**ENTRIES SUPPLIED**
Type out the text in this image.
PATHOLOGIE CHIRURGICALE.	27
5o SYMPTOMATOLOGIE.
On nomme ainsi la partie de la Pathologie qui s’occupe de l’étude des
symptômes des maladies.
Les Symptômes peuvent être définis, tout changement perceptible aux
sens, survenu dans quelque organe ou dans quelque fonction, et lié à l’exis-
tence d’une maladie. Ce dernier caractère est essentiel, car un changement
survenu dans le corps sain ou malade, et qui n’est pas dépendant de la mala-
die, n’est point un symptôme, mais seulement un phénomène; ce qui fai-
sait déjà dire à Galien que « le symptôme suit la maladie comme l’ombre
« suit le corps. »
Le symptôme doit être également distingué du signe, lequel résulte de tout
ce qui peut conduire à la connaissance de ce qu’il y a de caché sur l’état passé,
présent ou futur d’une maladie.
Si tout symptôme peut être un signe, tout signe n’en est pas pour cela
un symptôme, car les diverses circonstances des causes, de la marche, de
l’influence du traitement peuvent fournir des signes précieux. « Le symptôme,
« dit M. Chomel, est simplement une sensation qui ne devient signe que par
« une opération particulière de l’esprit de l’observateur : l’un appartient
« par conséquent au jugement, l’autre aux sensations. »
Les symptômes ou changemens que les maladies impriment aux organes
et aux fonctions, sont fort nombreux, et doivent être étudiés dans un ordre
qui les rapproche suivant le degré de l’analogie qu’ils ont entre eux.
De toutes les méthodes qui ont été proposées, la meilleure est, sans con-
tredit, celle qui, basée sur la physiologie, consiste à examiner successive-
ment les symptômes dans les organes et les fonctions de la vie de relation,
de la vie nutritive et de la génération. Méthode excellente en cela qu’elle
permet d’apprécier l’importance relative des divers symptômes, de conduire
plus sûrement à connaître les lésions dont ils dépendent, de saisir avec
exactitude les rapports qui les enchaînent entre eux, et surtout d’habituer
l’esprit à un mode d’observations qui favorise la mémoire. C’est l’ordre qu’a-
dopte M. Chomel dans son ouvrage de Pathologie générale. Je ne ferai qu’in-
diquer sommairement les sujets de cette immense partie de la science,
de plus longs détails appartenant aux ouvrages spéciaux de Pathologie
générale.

==

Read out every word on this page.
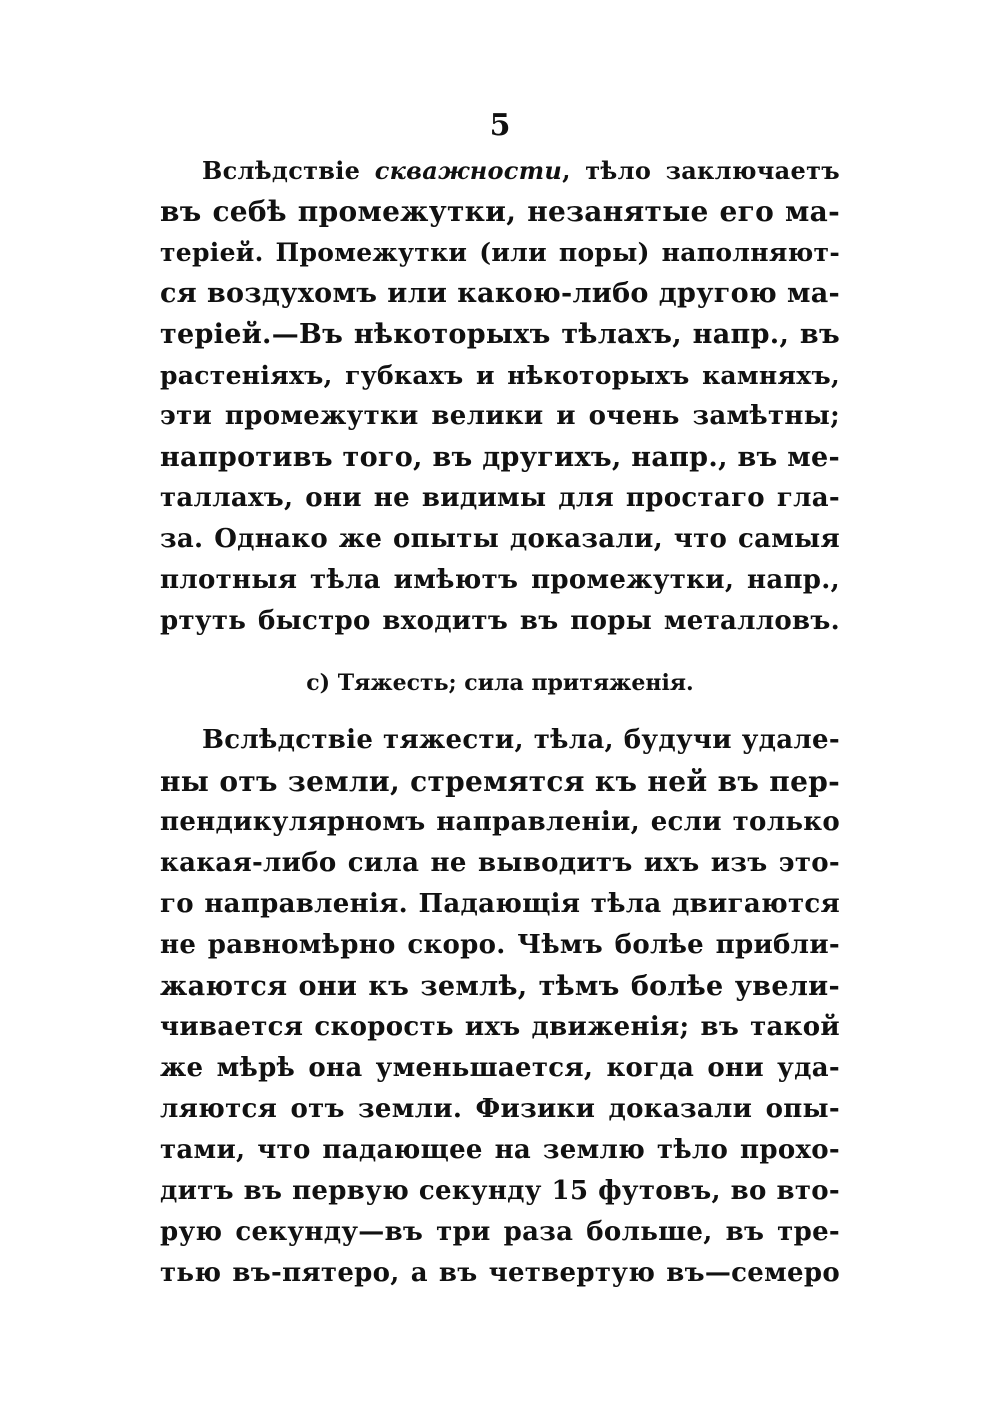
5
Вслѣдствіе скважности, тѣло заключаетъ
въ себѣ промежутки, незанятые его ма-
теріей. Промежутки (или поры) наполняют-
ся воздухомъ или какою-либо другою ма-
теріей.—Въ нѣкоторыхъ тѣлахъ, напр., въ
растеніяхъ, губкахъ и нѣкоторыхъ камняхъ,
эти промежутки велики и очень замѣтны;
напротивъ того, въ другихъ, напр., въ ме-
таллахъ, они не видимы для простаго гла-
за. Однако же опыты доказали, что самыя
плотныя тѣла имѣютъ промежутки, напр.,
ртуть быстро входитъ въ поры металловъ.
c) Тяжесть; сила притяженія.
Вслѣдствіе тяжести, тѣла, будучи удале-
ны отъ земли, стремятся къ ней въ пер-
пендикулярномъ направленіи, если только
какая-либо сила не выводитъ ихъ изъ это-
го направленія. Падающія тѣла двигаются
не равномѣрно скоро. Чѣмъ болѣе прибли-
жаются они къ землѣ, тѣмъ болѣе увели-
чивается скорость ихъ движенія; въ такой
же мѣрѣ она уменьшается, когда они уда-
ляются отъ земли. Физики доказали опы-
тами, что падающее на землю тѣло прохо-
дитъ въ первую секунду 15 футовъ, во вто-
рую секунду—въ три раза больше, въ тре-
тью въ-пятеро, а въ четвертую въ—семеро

---

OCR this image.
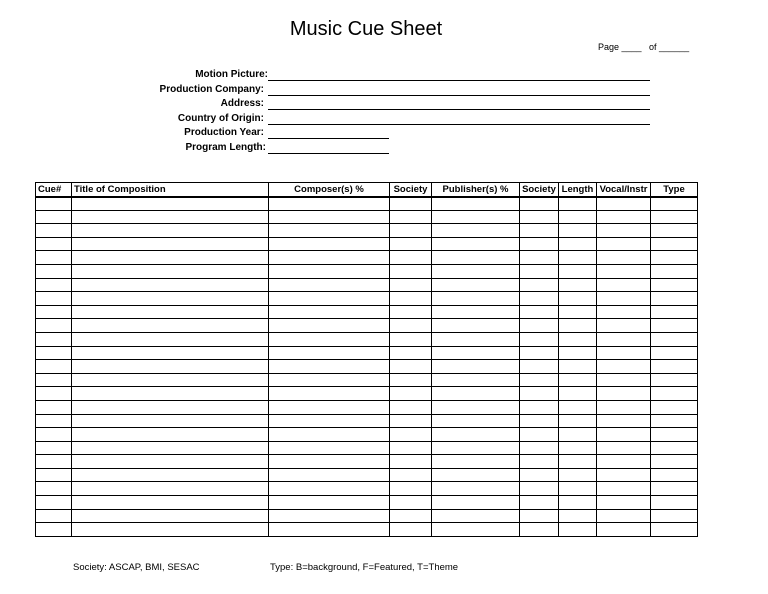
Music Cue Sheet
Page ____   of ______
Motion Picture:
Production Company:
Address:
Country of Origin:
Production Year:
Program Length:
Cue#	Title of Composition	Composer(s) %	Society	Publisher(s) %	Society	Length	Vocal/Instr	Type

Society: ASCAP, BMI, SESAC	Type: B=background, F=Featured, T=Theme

**DIRECTIONS**
Scan the listing above for the word "секунду" and copy every line that holds it.

**ANSWER IN FULL**
дитъ въ первую секунду 15 футовъ, во вто-
рую секунду—въ три раза больше, въ тре-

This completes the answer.